INPUT FOR THIS TASK:
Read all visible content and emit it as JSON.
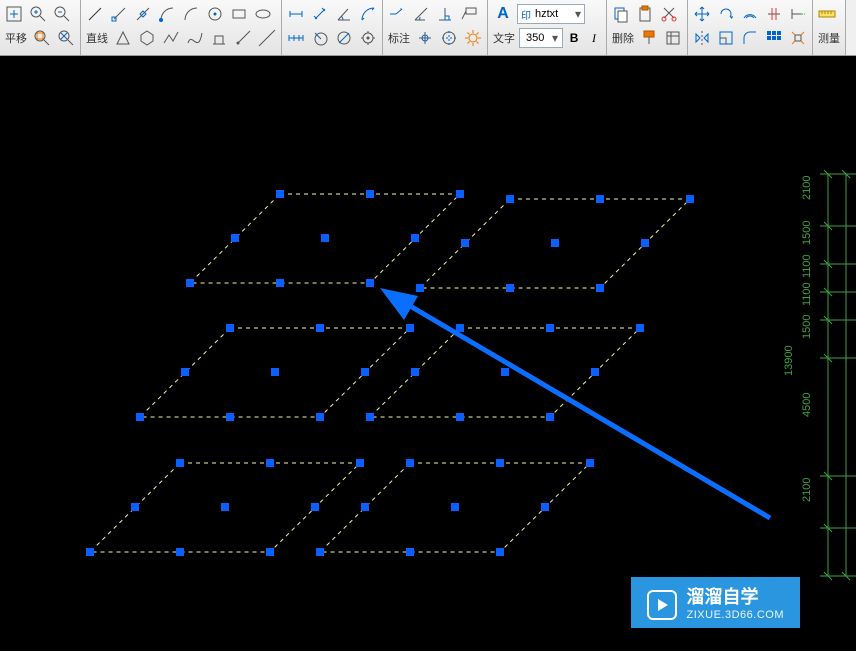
{
  "labels": {
    "pan": "平移",
    "line": "直线",
    "dim": "标注",
    "text": "文字",
    "delete": "删除",
    "measure": "测量"
  },
  "font": {
    "name": "hztxt"
  },
  "text_size": "350",
  "ruler": {
    "total": "13900",
    "segments": [
      "2100",
      "1500",
      "1100",
      "1100",
      "1500",
      "4500",
      "2100"
    ]
  },
  "watermark": {
    "title": "溜溜自学",
    "url": "ZIXUE.3D66.COM"
  },
  "colors": {
    "grip": "#0a5fff",
    "dashed": "#f5f5b0",
    "arrow": "#0a6fff",
    "ruler": "#3fa13f"
  },
  "icons": {
    "zoom_in": "zoom-in",
    "zoom_out": "zoom-out",
    "zoom_extents": "zoom-extents",
    "zoom_window": "zoom-window",
    "snap_end": "snap-end",
    "snap_mid": "snap-mid",
    "snap_cen": "snap-center",
    "snap_tan": "snap-tan",
    "arc": "arc",
    "rect": "rect",
    "ellipse": "ellipse",
    "polygon": "polygon",
    "polyline": "polyline",
    "spline": "spline",
    "pedestal": "pedestal",
    "ray": "ray",
    "angle": "angle",
    "dim_lin": "dim-linear",
    "dim_ang": "dim-angular",
    "dim_rad": "dim-radius",
    "dim_dia": "dim-dia",
    "copy": "copy",
    "paste": "paste",
    "cut": "cut",
    "paint": "paint",
    "properties": "properties",
    "move": "move",
    "rotate": "rotate",
    "mirror": "mirror",
    "array": "array",
    "offset": "offset",
    "scale": "scale"
  }
}
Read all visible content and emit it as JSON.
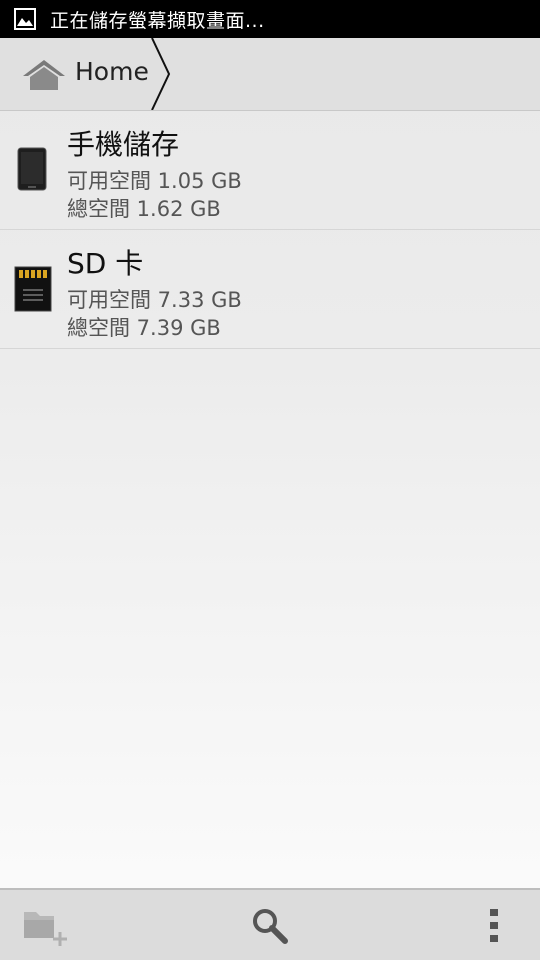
{
  "status_bar": {
    "notification_text": "正在儲存螢幕擷取畫面...",
    "icon": "image-icon"
  },
  "breadcrumb": {
    "items": [
      {
        "label": "Home",
        "icon": "home-icon"
      }
    ]
  },
  "storage": {
    "items": [
      {
        "name": "手機儲存",
        "free": "可用空間 1.05 GB",
        "total": "總空間 1.62 GB",
        "icon": "phone-icon"
      },
      {
        "name": "SD 卡",
        "free": "可用空間 7.33 GB",
        "total": "總空間 7.39 GB",
        "icon": "sd-card-icon"
      }
    ]
  },
  "bottom_bar": {
    "actions": [
      {
        "icon": "new-folder-icon",
        "enabled": false
      },
      {
        "icon": "search-icon",
        "enabled": true
      },
      {
        "icon": "overflow-menu-icon",
        "enabled": true
      }
    ]
  }
}
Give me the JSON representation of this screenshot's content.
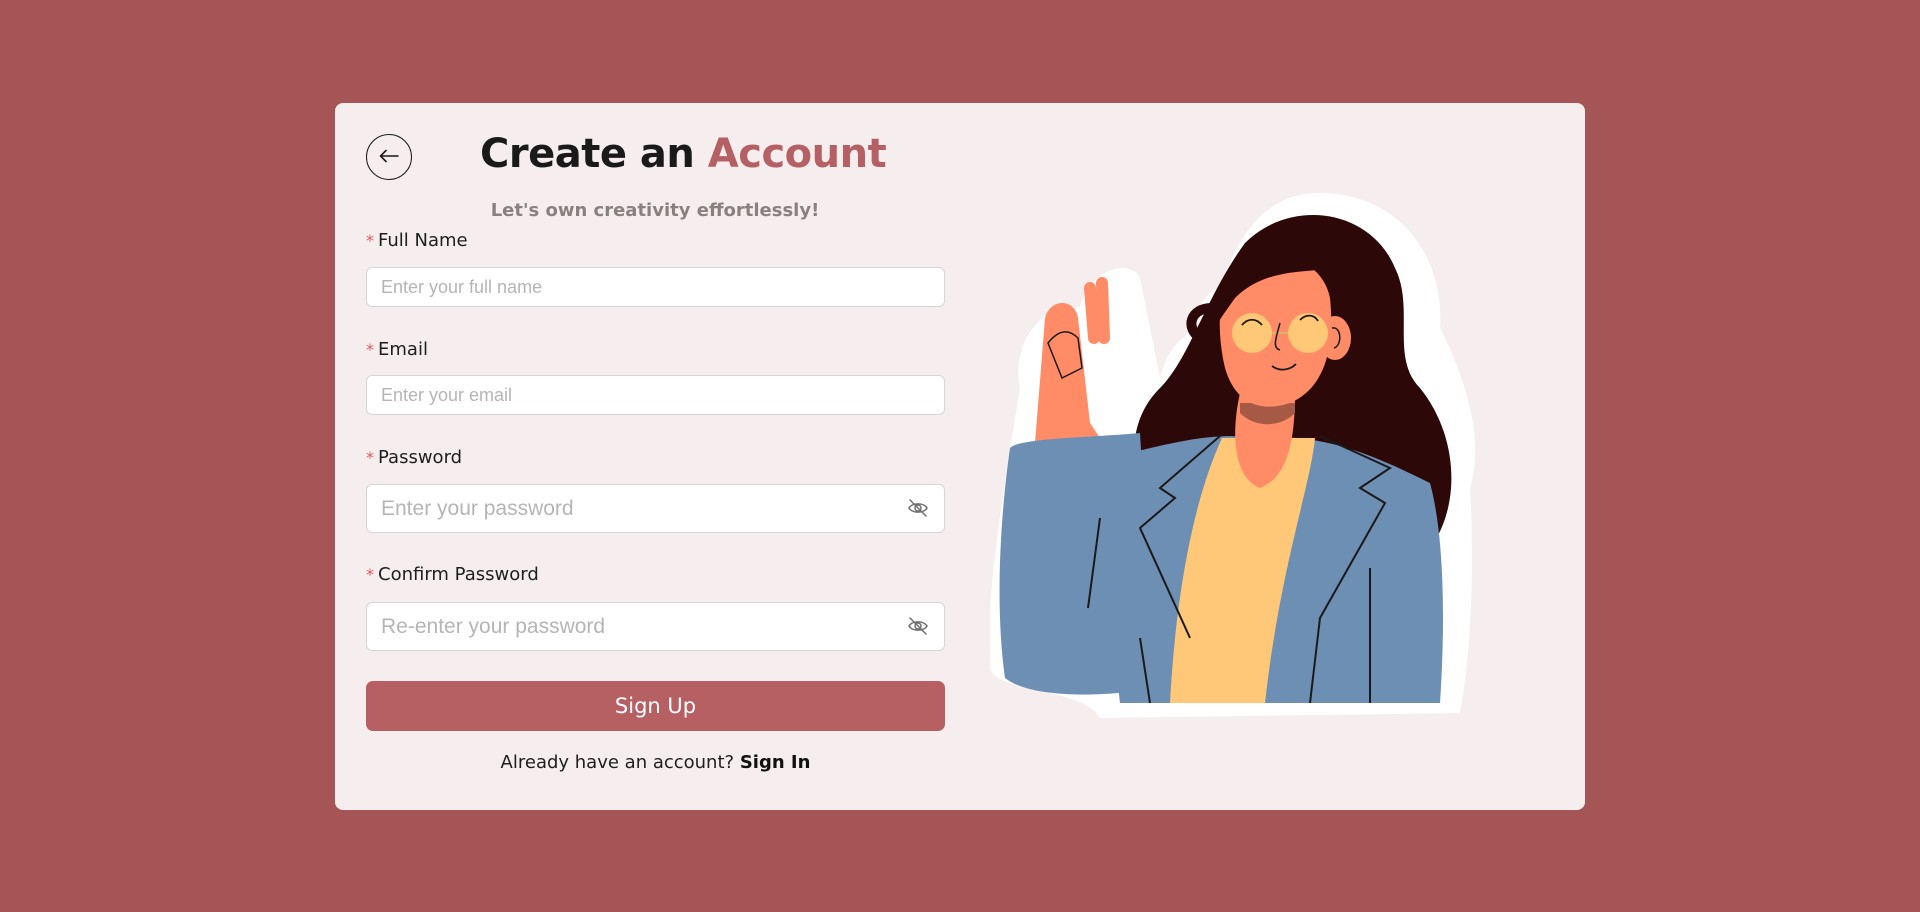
{
  "header": {
    "title_part1": "Create an",
    "title_part2": "Account",
    "subtitle": "Let's own creativity effortlessly!"
  },
  "form": {
    "required_mark": "*",
    "full_name": {
      "label": "Full Name",
      "placeholder": "Enter your full name",
      "value": ""
    },
    "email": {
      "label": "Email",
      "placeholder": "Enter your email",
      "value": ""
    },
    "password": {
      "label": "Password",
      "placeholder": "Enter your password",
      "value": ""
    },
    "confirm_password": {
      "label": "Confirm Password",
      "placeholder": "Re-enter your password",
      "value": ""
    },
    "submit_label": "Sign Up"
  },
  "footer": {
    "prompt": "Already have an account?",
    "link_label": "Sign In"
  },
  "icons": {
    "back": "arrow-left-icon",
    "password_toggle": "eye-off-icon"
  },
  "colors": {
    "background": "#a55556",
    "card": "#f6eeee",
    "accent": "#b56064",
    "button": "#b66064"
  }
}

TASK BRIEF: Pick each line holding the word "Sign" out of the data and copy it.

RESULT OF THE TASK:
    "submit_label": "Sign Up"
    "link_label": "Sign In"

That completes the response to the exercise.